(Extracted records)

+++

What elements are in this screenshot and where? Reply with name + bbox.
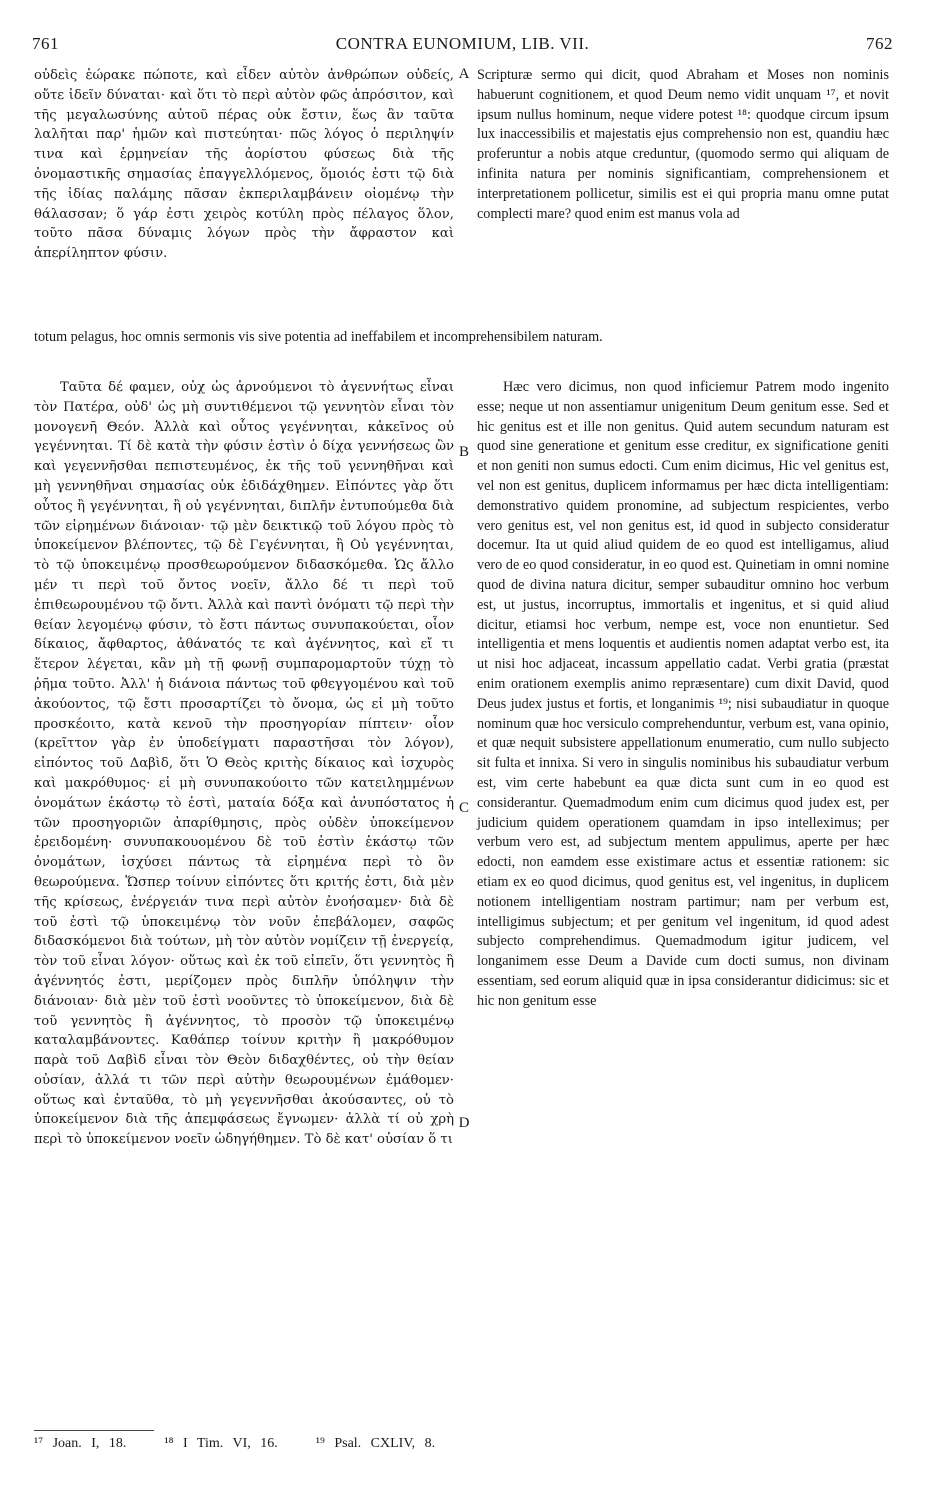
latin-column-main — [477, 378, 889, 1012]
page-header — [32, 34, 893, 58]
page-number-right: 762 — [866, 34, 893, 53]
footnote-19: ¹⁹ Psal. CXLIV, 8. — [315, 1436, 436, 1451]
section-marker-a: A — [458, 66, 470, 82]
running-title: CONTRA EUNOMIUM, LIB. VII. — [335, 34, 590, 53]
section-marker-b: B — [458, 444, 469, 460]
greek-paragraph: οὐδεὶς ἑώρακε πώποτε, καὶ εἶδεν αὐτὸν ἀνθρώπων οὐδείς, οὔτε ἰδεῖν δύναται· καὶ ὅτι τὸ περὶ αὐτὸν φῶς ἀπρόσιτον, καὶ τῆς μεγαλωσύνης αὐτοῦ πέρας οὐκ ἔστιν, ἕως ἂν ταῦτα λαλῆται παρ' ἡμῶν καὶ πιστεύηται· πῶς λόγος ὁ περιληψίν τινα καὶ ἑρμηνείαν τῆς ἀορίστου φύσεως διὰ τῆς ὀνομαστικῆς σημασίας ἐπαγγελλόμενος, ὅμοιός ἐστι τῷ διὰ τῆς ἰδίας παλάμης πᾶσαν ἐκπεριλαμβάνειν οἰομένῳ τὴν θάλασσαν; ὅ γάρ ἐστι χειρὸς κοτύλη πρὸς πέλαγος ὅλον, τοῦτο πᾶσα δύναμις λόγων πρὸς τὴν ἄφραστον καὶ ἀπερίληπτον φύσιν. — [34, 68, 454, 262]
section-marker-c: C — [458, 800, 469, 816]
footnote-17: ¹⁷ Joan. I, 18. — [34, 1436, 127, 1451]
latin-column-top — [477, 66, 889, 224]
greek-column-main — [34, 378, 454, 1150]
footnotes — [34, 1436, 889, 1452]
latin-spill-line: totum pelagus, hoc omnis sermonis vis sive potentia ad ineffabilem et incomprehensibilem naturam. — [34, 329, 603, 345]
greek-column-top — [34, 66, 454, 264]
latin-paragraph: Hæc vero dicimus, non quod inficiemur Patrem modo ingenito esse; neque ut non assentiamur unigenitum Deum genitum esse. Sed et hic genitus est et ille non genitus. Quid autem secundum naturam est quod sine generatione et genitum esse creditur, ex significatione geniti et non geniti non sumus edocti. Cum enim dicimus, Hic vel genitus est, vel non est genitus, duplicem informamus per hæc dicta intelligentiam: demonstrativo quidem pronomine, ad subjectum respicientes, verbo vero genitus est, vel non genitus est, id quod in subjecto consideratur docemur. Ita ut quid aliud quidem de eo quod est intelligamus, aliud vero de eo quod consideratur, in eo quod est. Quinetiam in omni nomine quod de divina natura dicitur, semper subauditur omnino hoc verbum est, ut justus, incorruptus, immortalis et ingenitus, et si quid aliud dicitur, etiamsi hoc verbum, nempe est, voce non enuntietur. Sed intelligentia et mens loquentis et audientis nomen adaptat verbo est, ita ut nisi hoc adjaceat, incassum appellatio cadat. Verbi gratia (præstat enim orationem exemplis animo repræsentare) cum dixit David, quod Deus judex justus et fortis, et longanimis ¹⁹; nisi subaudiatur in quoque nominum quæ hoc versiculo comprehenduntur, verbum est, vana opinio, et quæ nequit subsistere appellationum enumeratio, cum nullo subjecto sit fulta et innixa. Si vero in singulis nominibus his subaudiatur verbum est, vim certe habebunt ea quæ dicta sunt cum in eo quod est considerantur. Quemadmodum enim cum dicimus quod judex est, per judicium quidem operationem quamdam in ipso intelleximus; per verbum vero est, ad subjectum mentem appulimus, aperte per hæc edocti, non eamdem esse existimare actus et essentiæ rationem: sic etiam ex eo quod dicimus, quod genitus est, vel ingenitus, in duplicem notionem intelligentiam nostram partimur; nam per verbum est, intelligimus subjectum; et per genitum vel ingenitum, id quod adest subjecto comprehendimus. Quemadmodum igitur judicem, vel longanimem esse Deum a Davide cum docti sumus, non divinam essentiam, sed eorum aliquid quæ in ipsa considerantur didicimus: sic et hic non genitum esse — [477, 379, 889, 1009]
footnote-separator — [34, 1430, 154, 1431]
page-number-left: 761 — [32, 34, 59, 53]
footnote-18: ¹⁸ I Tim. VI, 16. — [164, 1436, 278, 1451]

+++

Repeat the lines of the material verbatim, starting at the line that contains "latin-column-main — [477, 378, 889, 1012]" and ending after the line that contains "section-marker-b: B — [458, 444, 469, 460]".

latin-column-main — [477, 378, 889, 1012]
page-header — [32, 34, 893, 58]
page-number-right: 762 — [866, 34, 893, 53]
footnote-19: ¹⁹ Psal. CXLIV, 8. — [315, 1436, 436, 1451]
section-marker-a: A — [458, 66, 470, 82]
running-title: CONTRA EUNOMIUM, LIB. VII. — [335, 34, 590, 53]
section-marker-b: B — [458, 444, 469, 460]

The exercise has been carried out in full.